## [What to do]
Repeat all of the data precisely.
+++
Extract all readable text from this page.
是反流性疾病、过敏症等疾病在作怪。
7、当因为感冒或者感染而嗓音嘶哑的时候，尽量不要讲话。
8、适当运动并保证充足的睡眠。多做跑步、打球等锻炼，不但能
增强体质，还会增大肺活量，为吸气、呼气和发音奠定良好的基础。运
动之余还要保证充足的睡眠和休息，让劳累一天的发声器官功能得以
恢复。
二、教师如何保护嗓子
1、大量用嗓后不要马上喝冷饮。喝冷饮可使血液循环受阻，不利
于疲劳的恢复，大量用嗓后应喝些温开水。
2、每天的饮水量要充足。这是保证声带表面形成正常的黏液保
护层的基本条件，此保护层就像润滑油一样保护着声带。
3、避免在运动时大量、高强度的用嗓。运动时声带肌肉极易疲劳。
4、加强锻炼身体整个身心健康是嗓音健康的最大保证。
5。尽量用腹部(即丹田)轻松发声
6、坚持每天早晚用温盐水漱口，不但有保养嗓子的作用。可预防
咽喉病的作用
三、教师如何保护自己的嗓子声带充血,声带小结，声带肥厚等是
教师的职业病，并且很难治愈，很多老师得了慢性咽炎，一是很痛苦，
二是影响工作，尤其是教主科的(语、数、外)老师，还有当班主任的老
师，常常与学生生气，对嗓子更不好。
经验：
+++
## [Expected output]
Extract all readable text from this page.
是反流性疾病、过敏症等疾病在作怪。
7、当因为感冒或者感染而嗓音嘶哑的时候，尽量不要讲话。
8、适当运动并保证充足的睡眠。多做跑步、打球等锻炼，不但能
增强体质，还会增大肺活量，为吸气、呼气和发音奠定良好的基础。运
动之余还要保证充足的睡眠和休息，让劳累一天的发声器官功能得以
恢复。
二、教师如何保护嗓子
1、大量用嗓后不要马上喝冷饮。喝冷饮可使血液循环受阻，不利
于疲劳的恢复，大量用嗓后应喝些温开水。
2、每天的饮水量要充足。这是保证声带表面形成正常的黏液保
护层的基本条件，此保护层就像润滑油一样保护着声带。
3、避免在运动时大量、高强度的用嗓。运动时声带肌肉极易疲劳。
4、加强锻炼身体整个身心健康是嗓音健康的最大保证。
5。尽量用腹部(即丹田)轻松发声
6、坚持每天早晚用温盐水漱口，不但有保养嗓子的作用。可预防
咽喉病的作用
三、教师如何保护自己的嗓子声带充血,声带小结，声带肥厚等是
教师的职业病，并且很难治愈，很多老师得了慢性咽炎，一是很痛苦，
二是影响工作，尤其是教主科的(语、数、外)老师，还有当班主任的老
师，常常与学生生气，对嗓子更不好。
经验：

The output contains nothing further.